* RECORDS TO USE *
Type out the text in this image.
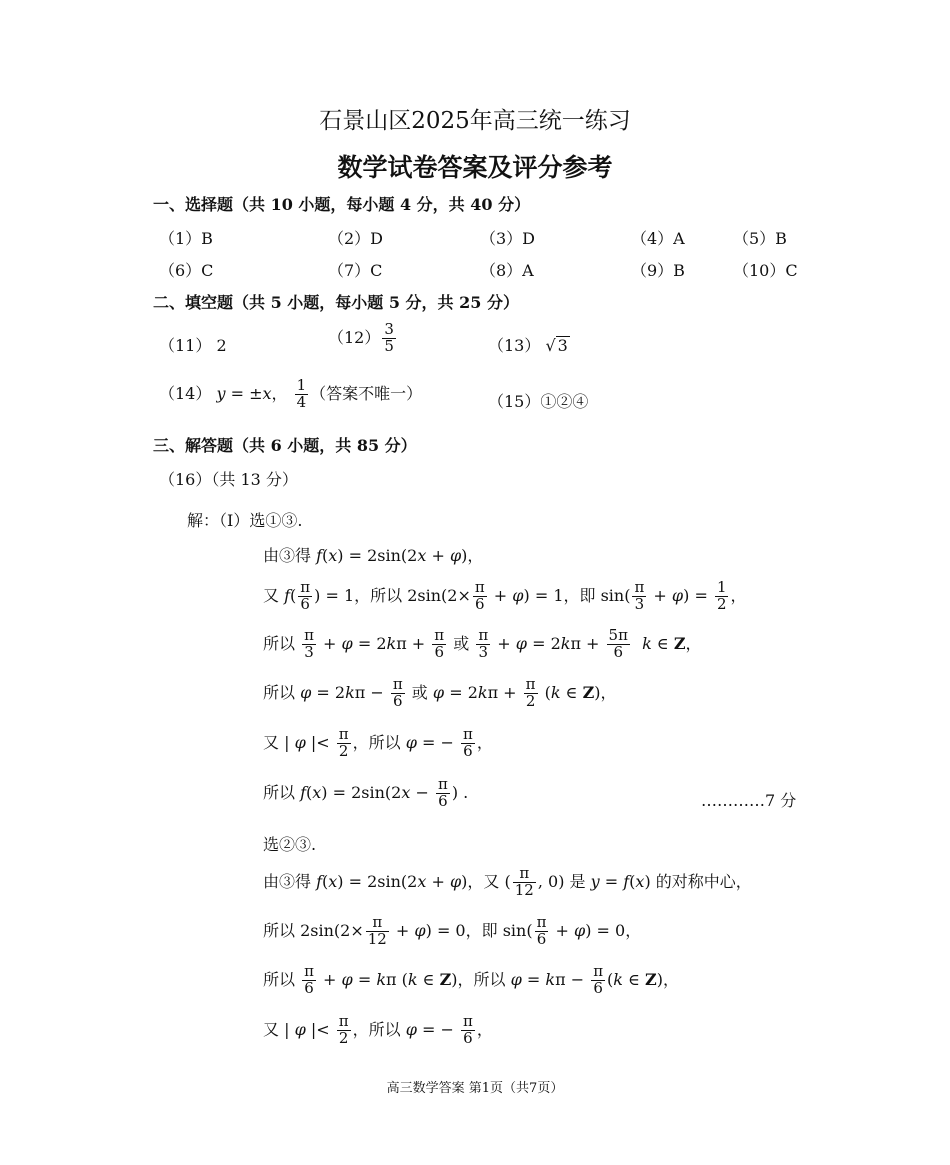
石景山区2025年高三统一练习
数学试卷答案及评分参考
一、选择题（共 10 小题，每小题 4 分，共 40 分）
（1）B	（2）D	（3）D	（4）A	（5）B
（6）C	（7）C	（8）A	（9）B	（10）C
二、填空题（共 5 小题，每小题 5 分，共 25 分）
（11） 2	$(12) \frac{3}{5}$	（13） √ 3
（14） y = ±x， $\frac{1}{4}$ （答案不唯一）	（15）①②④
三、解答题（共 6 小题，共 85 分）
（16）（共 13 分）
解：（Ⅰ）选①③.
由③得 f(x) = 2sin(2x + φ)，
又 $f( \frac{\pi}{6}$ ) = 1，所以 $2\sin(2\times \frac{\pi}{6} + \varphi) = 1$，即 $\sin( \frac{\pi}{3} + \varphi) = \frac{1}{2}$ ，
所以 $\frac{\pi}{3} + \varphi = 2k\pi + \frac{\pi}{6}$ 或 $\frac{\pi}{3} + \varphi = 2k\pi + \frac{5\pi}{6}$ k ∈ Z，
所以 $\varphi = 2k\pi - \frac{\pi}{6}$ 或 $\varphi = 2k\pi + \frac{\pi}{2} (k$ ∈ Z)，
又 | φ |< $\frac{\pi}{2}$ ，所以 φ = − $\frac{\pi}{6}$ ，
所以 $f(x) = 2\sin(2x - \frac{\pi}{6}$ ) .	…………7 分
选②③.
由③得 f(x) = 2sin(2x + φ)，又 ( $\frac{\pi}{12}$ , 0) 是 y = f(x) 的对称中心，
所以 $2\sin(2\times \frac{\pi}{12} + \varphi) = 0$，即 $\sin( \frac{\pi}{6} + \varphi) = 0$，
所以 $\frac{\pi}{6} + \varphi = k\pi$ (k ∈ Z)，所以 $\varphi = k\pi - \frac{\pi}{6} (k$ ∈ Z)，
又 | φ |< $\frac{\pi}{2}$ ，所以 φ = − $\frac{\pi}{6}$ ，
高三数学答案 第1页（共7页）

* DIRECTIONS *
Write out the material above again, word for word, minus its pictures.

* THE REPLY *
Type out the text in this image.
石景山区2025年高三统一练习
数学试卷答案及评分参考
一、选择题（共 10 小题，每小题 4 分，共 40 分）
（1）B	（2）D	（3）D	（4）A	（5）B
（6）C	（7）C	（8）A	（9）B	（10）C
二、填空题（共 5 小题，每小题 5 分，共 25 分）
（11） 2	$(12) \frac{3}{5}$	（13） √ 3
（14） y = ±x， $\frac{1}{4}$ （答案不唯一）	（15）①②④
三、解答题（共 6 小题，共 85 分）
（16）（共 13 分）
解：（Ⅰ）选①③.
由③得 f(x) = 2sin(2x + φ)，
又 $f( \frac{\pi}{6}$ ) = 1，所以 $2\sin(2\times \frac{\pi}{6} + \varphi) = 1$，即 $\sin( \frac{\pi}{3} + \varphi) = \frac{1}{2}$ ，
所以 $\frac{\pi}{3} + \varphi = 2k\pi + \frac{\pi}{6}$ 或 $\frac{\pi}{3} + \varphi = 2k\pi + \frac{5\pi}{6}$ k ∈ Z，
所以 $\varphi = 2k\pi - \frac{\pi}{6}$ 或 $\varphi = 2k\pi + \frac{\pi}{2} (k$ ∈ Z)，
又 | φ |< $\frac{\pi}{2}$ ，所以 φ = − $\frac{\pi}{6}$ ，
所以 $f(x) = 2\sin(2x - \frac{\pi}{6}$ ) .	…………7 分
选②③.
由③得 f(x) = 2sin(2x + φ)，又 ( $\frac{\pi}{12}$ , 0) 是 y = f(x) 的对称中心，
所以 $2\sin(2\times \frac{\pi}{12} + \varphi) = 0$，即 $\sin( \frac{\pi}{6} + \varphi) = 0$，
所以 $\frac{\pi}{6} + \varphi = k\pi$ (k ∈ Z)，所以 $\varphi = k\pi - \frac{\pi}{6} (k$ ∈ Z)，
又 | φ |< $\frac{\pi}{2}$ ，所以 φ = − $\frac{\pi}{6}$ ，
高三数学答案 第1页（共7页）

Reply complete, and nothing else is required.